Rewrite every line in the rows below as a Markdown table with the columns No. and Entry. Leave out blank lines and the pictures.

☆ ☆ ☆ ☆ ☆ ☆ ☆

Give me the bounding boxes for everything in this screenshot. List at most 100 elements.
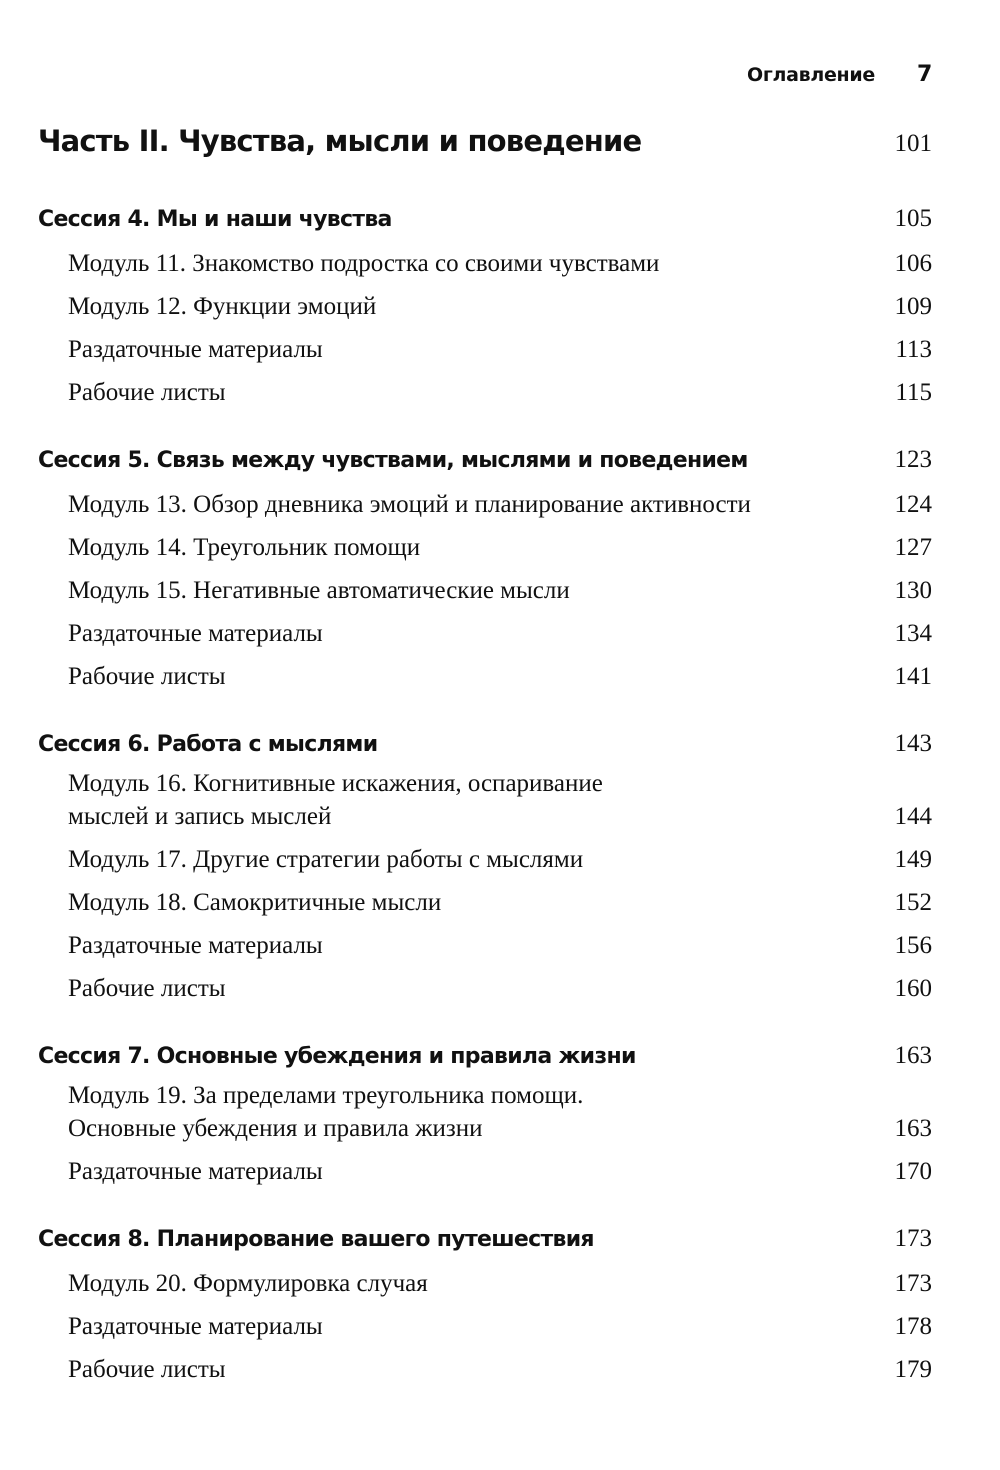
entry-title: Модуль 18. Самокритичные мысли: [68, 886, 441, 924]
toc-entry: Модуль 12. Функции эмоций 109: [38, 285, 932, 328]
entry-page: 141: [894, 663, 933, 690]
running-header: Оглавление 7: [747, 62, 932, 87]
toc-entry: Модуль 18. Самокритичные мысли 152: [38, 881, 932, 924]
entry-line: Модуль 19. За пределами треугольника пом…: [68, 1082, 584, 1109]
entry-title: Модуль 12. Функции эмоций: [68, 290, 376, 328]
toc-entry: Модуль 15. Негативные автоматические мыс…: [38, 569, 932, 612]
entry-page: 124: [894, 491, 933, 518]
entry-line: Модуль 18. Самокритичные мысли: [68, 889, 442, 916]
toc-entry: Раздаточные материалы 170: [38, 1150, 932, 1193]
entry-title: Рабочие листы: [68, 660, 226, 698]
toc-entry: Модуль 14. Треугольник помощи 127: [38, 526, 932, 569]
entry-title: Раздаточные материалы: [68, 929, 323, 967]
session-heading: Сессия 8. Планирование вашего путешестви…: [38, 1216, 932, 1262]
entry-line: Рабочие листы: [68, 1356, 226, 1383]
toc-entry: Рабочие листы 141: [38, 655, 932, 698]
table-of-contents: Часть II. Чувства, мысли и поведение 101…: [38, 124, 932, 1391]
session-title: Сессия 8. Планирование вашего путешестви…: [38, 1227, 595, 1252]
session-title: Сессия 7. Основные убеждения и правила ж…: [38, 1044, 636, 1069]
session-heading: Сессия 5. Связь между чувствами, мыслями…: [38, 437, 932, 483]
entry-line: Раздаточные материалы: [68, 932, 323, 959]
entry-line: Модуль 20. Формулировка случая: [68, 1270, 428, 1297]
entry-page: 130: [894, 577, 933, 604]
entry-title: Модуль 13. Обзор дневника эмоций и плани…: [68, 488, 751, 526]
entry-page: 178: [894, 1313, 933, 1340]
entry-page: 144: [894, 803, 933, 830]
entry-line: Основные убеждения и правила жизни: [68, 1115, 483, 1142]
toc-entry: Модуль 16. Когнитивные искажения, оспари…: [38, 767, 932, 838]
entry-title: Раздаточные материалы: [68, 333, 323, 371]
entry-title: Модуль 16. Когнитивные искажения, оспари…: [68, 767, 603, 838]
entry-line: Модуль 12. Функции эмоций: [68, 293, 377, 320]
entry-page: 127: [894, 534, 933, 561]
toc-entry: Модуль 11. Знакомство подростка со своим…: [38, 242, 932, 285]
entry-title: Модуль 15. Негативные автоматические мыс…: [68, 574, 570, 612]
entry-title: Рабочие листы: [68, 1353, 226, 1391]
session-heading: Сессия 6. Работа с мыслями 143: [38, 721, 932, 767]
header-title: Оглавление: [747, 64, 875, 86]
entry-line: Модуль 16. Когнитивные искажения, оспари…: [68, 770, 603, 797]
part-title: Часть II. Чувства, мысли и поведение: [38, 124, 642, 158]
entry-page: 156: [894, 932, 933, 959]
entry-line: Модуль 13. Обзор дневника эмоций и плани…: [68, 491, 751, 518]
toc-entry: Модуль 17. Другие стратегии работы с мыс…: [38, 838, 932, 881]
part-heading: Часть II. Чувства, мысли и поведение 101: [38, 124, 932, 173]
entry-title: Модуль 19. За пределами треугольника пом…: [68, 1079, 583, 1150]
session-title: Сессия 4. Мы и наши чувства: [38, 207, 392, 232]
entry-line: Модуль 14. Треугольник помощи: [68, 534, 421, 561]
entry-title: Модуль 14. Треугольник помощи: [68, 531, 420, 569]
entry-title: Модуль 20. Формулировка случая: [68, 1267, 428, 1305]
session-page: 123: [894, 446, 933, 473]
entry-page: 170: [894, 1158, 933, 1185]
entry-title: Модуль 17. Другие стратегии работы с мыс…: [68, 843, 583, 881]
entry-line: Рабочие листы: [68, 379, 226, 406]
entry-line: мыслей и запись мыслей: [68, 803, 332, 830]
session-heading: Сессия 7. Основные убеждения и правила ж…: [38, 1033, 932, 1079]
session-title: Сессия 5. Связь между чувствами, мыслями…: [38, 448, 748, 473]
entry-line: Раздаточные материалы: [68, 1313, 323, 1340]
entry-page: 152: [894, 889, 933, 916]
entry-page: 113: [895, 336, 932, 363]
session-page: 163: [894, 1042, 933, 1069]
page-number: 7: [916, 62, 932, 87]
entry-page: 163: [894, 1115, 933, 1142]
entry-line: Модуль 15. Негативные автоматические мыс…: [68, 577, 570, 604]
toc-entry: Рабочие листы 179: [38, 1348, 932, 1391]
session-title: Сессия 6. Работа с мыслями: [38, 732, 378, 757]
toc-entry: Рабочие листы 115: [38, 371, 932, 414]
entry-title: Модуль 11. Знакомство подростка со своим…: [68, 247, 659, 285]
entry-title: Раздаточные материалы: [68, 617, 323, 655]
toc-entry: Раздаточные материалы 178: [38, 1305, 932, 1348]
entry-page: 115: [895, 379, 932, 406]
entry-line: Раздаточные материалы: [68, 1158, 323, 1185]
toc-entry: Раздаточные материалы 113: [38, 328, 932, 371]
session-page: 105: [894, 205, 933, 232]
entry-title: Рабочие листы: [68, 972, 226, 1010]
entry-line: Раздаточные материалы: [68, 336, 323, 363]
entry-page: 149: [894, 846, 933, 873]
part-page: 101: [894, 130, 933, 157]
toc-entry: Раздаточные материалы 134: [38, 612, 932, 655]
entry-page: 179: [894, 1356, 933, 1383]
entry-page: 173: [894, 1270, 933, 1297]
entry-page: 134: [894, 620, 933, 647]
session-page: 173: [894, 1225, 933, 1252]
entry-page: 160: [894, 975, 933, 1002]
entry-title: Рабочие листы: [68, 376, 226, 414]
toc-entry: Модуль 20. Формулировка случая 173: [38, 1262, 932, 1305]
toc-entry: Рабочие листы 160: [38, 967, 932, 1010]
entry-title: Раздаточные материалы: [68, 1155, 323, 1193]
toc-entry: Модуль 19. За пределами треугольника пом…: [38, 1079, 932, 1150]
entry-title: Раздаточные материалы: [68, 1310, 323, 1348]
session-page: 143: [894, 730, 933, 757]
entry-line: Рабочие листы: [68, 663, 226, 690]
entry-line: Модуль 17. Другие стратегии работы с мыс…: [68, 846, 584, 873]
entry-line: Раздаточные материалы: [68, 620, 323, 647]
entry-page: 106: [894, 250, 933, 277]
entry-page: 109: [894, 293, 933, 320]
toc-entry: Модуль 13. Обзор дневника эмоций и плани…: [38, 483, 932, 526]
entry-line: Рабочие листы: [68, 975, 226, 1002]
toc-entry: Раздаточные материалы 156: [38, 924, 932, 967]
session-heading: Сессия 4. Мы и наши чувства 105: [38, 196, 932, 242]
entry-line: Модуль 11. Знакомство подростка со своим…: [68, 250, 660, 277]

☆ ☆ ☆ ☆ ☆ ☆ ☆

• Completed exercise
| No. | Entry |
|---|---|
| 1 | Give me the bounding boxes for everything in this screenshot. List at most 100 elements. |
| 2 | entry-title: Модуль 18. Самокритичные мысли: [68, 886, 441, 924] |
| 3 | toc-entry: Модуль 12. Функции эмоций 109: [38, 285, 932, 328] |
| 4 | entry-page: 141: [894, 663, 933, 690] |
| 5 | running-header: Оглавление 7: [747, 62, 932, 87] |
| 6 | toc-entry: Модуль 18. Самокритичные мысли 152: [38, 881, 932, 924] |
| 7 | entry-line: Модуль 19. За пределами треугольника пом…: [68, 1082, 584, 1109] |
| 8 | entry-title: Модуль 12. Функции эмоций: [68, 290, 376, 328] |
| 9 | toc-entry: Модуль 15. Негативные автоматические мыс…: [38, 569, 932, 612] |
| 10 | entry-page: 124: [894, 491, 933, 518] |
| 11 | entry-line: Модуль 18. Самокритичные мысли: [68, 889, 442, 916] |
| 12 | toc-entry: Раздаточные материалы 170: [38, 1150, 932, 1193] |
| 13 | entry-title: Рабочие листы: [68, 660, 226, 698] |
| 14 | toc-entry: Модуль 14. Треугольник помощи 127: [38, 526, 932, 569] |
| 15 | entry-title: Раздаточные материалы: [68, 929, 323, 967] |
| 16 | session-heading: Сессия 8. Планирование вашего путешестви…: [38, 1216, 932, 1262] |
| 17 | entry-line: Рабочие листы: [68, 1356, 226, 1383] |
| 18 | toc-entry: Рабочие листы 141: [38, 655, 932, 698] |
| 19 | table-of-contents: Часть II. Чувства, мысли и поведение 101…: [38, 124, 932, 1391] |
| 20 | session-title: Сессия 8. Планирование вашего путешестви…: [38, 1227, 595, 1252] |
| 21 | session-title: Сессия 7. Основные убеждения и правила ж…: [38, 1044, 636, 1069] |
| 22 | session-heading: Сессия 5. Связь между чувствами, мыслями…: [38, 437, 932, 483] |
| 23 | entry-line: Раздаточные материалы: [68, 932, 323, 959] |
| 24 | entry-line: Модуль 20. Формулировка случая: [68, 1270, 428, 1297] |
| 25 | entry-page: 130: [894, 577, 933, 604] |
| 26 | entry-title: Модуль 13. Обзор дневника эмоций и плани…: [68, 488, 751, 526] |
| 27 | entry-page: 178: [894, 1313, 933, 1340] |
| 28 | entry-page: 144: [894, 803, 933, 830] |
| 29 | entry-line: Основные убеждения и правила жизни: [68, 1115, 483, 1142] |
| 30 | toc-entry: Модуль 16. Когнитивные искажения, оспари…: [38, 767, 932, 838] |
| 31 | entry-title: Раздаточные материалы: [68, 333, 323, 371] |
| 32 | entry-title: Модуль 16. Когнитивные искажения, оспари…: [68, 767, 603, 838] |
| 33 | entry-line: Модуль 12. Функции эмоций: [68, 293, 377, 320] |
| 34 | entry-page: 127: [894, 534, 933, 561] |
| 35 | toc-entry: Модуль 11. Знакомство подростка со своим…: [38, 242, 932, 285] |
| 36 | entry-title: Модуль 15. Негативные автоматические мыс…: [68, 574, 570, 612] |
| 37 | entry-title: Рабочие листы: [68, 1353, 226, 1391] |
| 38 | session-heading: Сессия 6. Работа с мыслями 143: [38, 721, 932, 767] |
| 39 | header-title: Оглавление: [747, 64, 875, 86] |
| 40 | entry-line: Модуль 16. Когнитивные искажения, оспари…: [68, 770, 603, 797] |
| 41 | part-title: Часть II. Чувства, мысли и поведение: [38, 124, 642, 158] |
| 42 | entry-page: 156: [894, 932, 933, 959] |
| 43 | entry-line: Модуль 13. Обзор дневника эмоций и плани…: [68, 491, 751, 518] |
| 44 | toc-entry: Модуль 17. Другие стратегии работы с мыс…: [38, 838, 932, 881] |
| 45 | part-heading: Часть II. Чувства, мысли и поведение 101: [38, 124, 932, 173] |
| 46 | entry-title: Модуль 19. За пределами треугольника пом…: [68, 1079, 583, 1150] |
| 47 | session-title: Сессия 4. Мы и наши чувства: [38, 207, 392, 232] |
| 48 | entry-line: Модуль 14. Треугольник помощи: [68, 534, 421, 561] |
| 49 | entry-title: Модуль 14. Треугольник помощи: [68, 531, 420, 569] |
| 50 | entry-title: Модуль 20. Формулировка случая: [68, 1267, 428, 1305] |
| 51 | session-page: 123: [894, 446, 933, 473] |
| 52 | entry-page: 170: [894, 1158, 933, 1185] |
| 53 | entry-title: Модуль 17. Другие стратегии работы с мыс…: [68, 843, 583, 881] |
| 54 | entry-line: Рабочие листы: [68, 379, 226, 406] |
| 55 | entry-line: мыслей и запись мыслей: [68, 803, 332, 830] |
| 56 | session-heading: Сессия 7. Основные убеждения и правила ж…: [38, 1033, 932, 1079] |
| 57 | session-title: Сессия 5. Связь между чувствами, мыслями…: [38, 448, 748, 473] |
| 58 | entry-line: Раздаточные материалы: [68, 1313, 323, 1340] |
| 59 | entry-page: 152: [894, 889, 933, 916] |
| 60 | entry-page: 113: [895, 336, 932, 363] |
| 61 | session-page: 163: [894, 1042, 933, 1069] |
| 62 | page-number: 7: [916, 62, 932, 87] |
| 63 | entry-page: 163: [894, 1115, 933, 1142] |
| 64 | entry-line: Модуль 15. Негативные автоматические мыс…: [68, 577, 570, 604] |
| 65 | toc-entry: Рабочие листы 179: [38, 1348, 932, 1391] |
| 66 | session-title: Сессия 6. Работа с мыслями: [38, 732, 378, 757] |
| 67 | toc-entry: Рабочие листы 115: [38, 371, 932, 414] |
| 68 | entry-title: Модуль 11. Знакомство подростка со своим…: [68, 247, 659, 285] |
| 69 | entry-title: Раздаточные материалы: [68, 617, 323, 655] |
| 70 | toc-entry: Раздаточные материалы 178: [38, 1305, 932, 1348] |
| 71 | entry-page: 115: [895, 379, 932, 406] |
| 72 | entry-line: Раздаточные материалы: [68, 1158, 323, 1185] |
| 73 | toc-entry: Раздаточные материалы 113: [38, 328, 932, 371] |
| 74 | session-page: 105: [894, 205, 933, 232] |
| 75 | entry-title: Рабочие листы: [68, 972, 226, 1010] |
| 76 | entry-line: Раздаточные материалы: [68, 336, 323, 363] |
| 77 | entry-page: 149: [894, 846, 933, 873] |
| 78 | part-page: 101: [894, 130, 933, 157] |
| 79 | toc-entry: Раздаточные материалы 134: [38, 612, 932, 655] |
| 80 | entry-page: 179: [894, 1356, 933, 1383] |
| 81 | entry-page: 173: [894, 1270, 933, 1297] |
| 82 | entry-page: 134: [894, 620, 933, 647] |
| 83 | session-page: 173: [894, 1225, 933, 1252] |
| 84 | entry-page: 160: [894, 975, 933, 1002] |
| 85 | entry-title: Рабочие листы: [68, 376, 226, 414] |
| 86 | toc-entry: Модуль 20. Формулировка случая 173: [38, 1262, 932, 1305] |
| 87 | toc-entry: Рабочие листы 160: [38, 967, 932, 1010] |
| 88 | entry-title: Раздаточные материалы: [68, 1155, 323, 1193] |
| 89 | toc-entry: Модуль 19. За пределами треугольника пом…: [38, 1079, 932, 1150] |
| 90 | entry-title: Раздаточные материалы: [68, 1310, 323, 1348] |
| 91 | session-page: 143: [894, 730, 933, 757] |
| 92 | entry-line: Рабочие листы: [68, 663, 226, 690] |
| 93 | entry-line: Модуль 17. Другие стратегии работы с мыс…: [68, 846, 584, 873] |
| 94 | entry-line: Раздаточные материалы: [68, 620, 323, 647] |
| 95 | entry-page: 106: [894, 250, 933, 277] |
| 96 | entry-page: 109: [894, 293, 933, 320] |
| 97 | toc-entry: Модуль 13. Обзор дневника эмоций и плани…: [38, 483, 932, 526] |
| 98 | entry-line: Рабочие листы: [68, 975, 226, 1002] |
| 99 | toc-entry: Раздаточные материалы 156: [38, 924, 932, 967] |
| 100 | session-heading: Сессия 4. Мы и наши чувства 105: [38, 196, 932, 242] |
| 101 | entry-line: Модуль 11. Знакомство подростка со своим…: [68, 250, 660, 277] |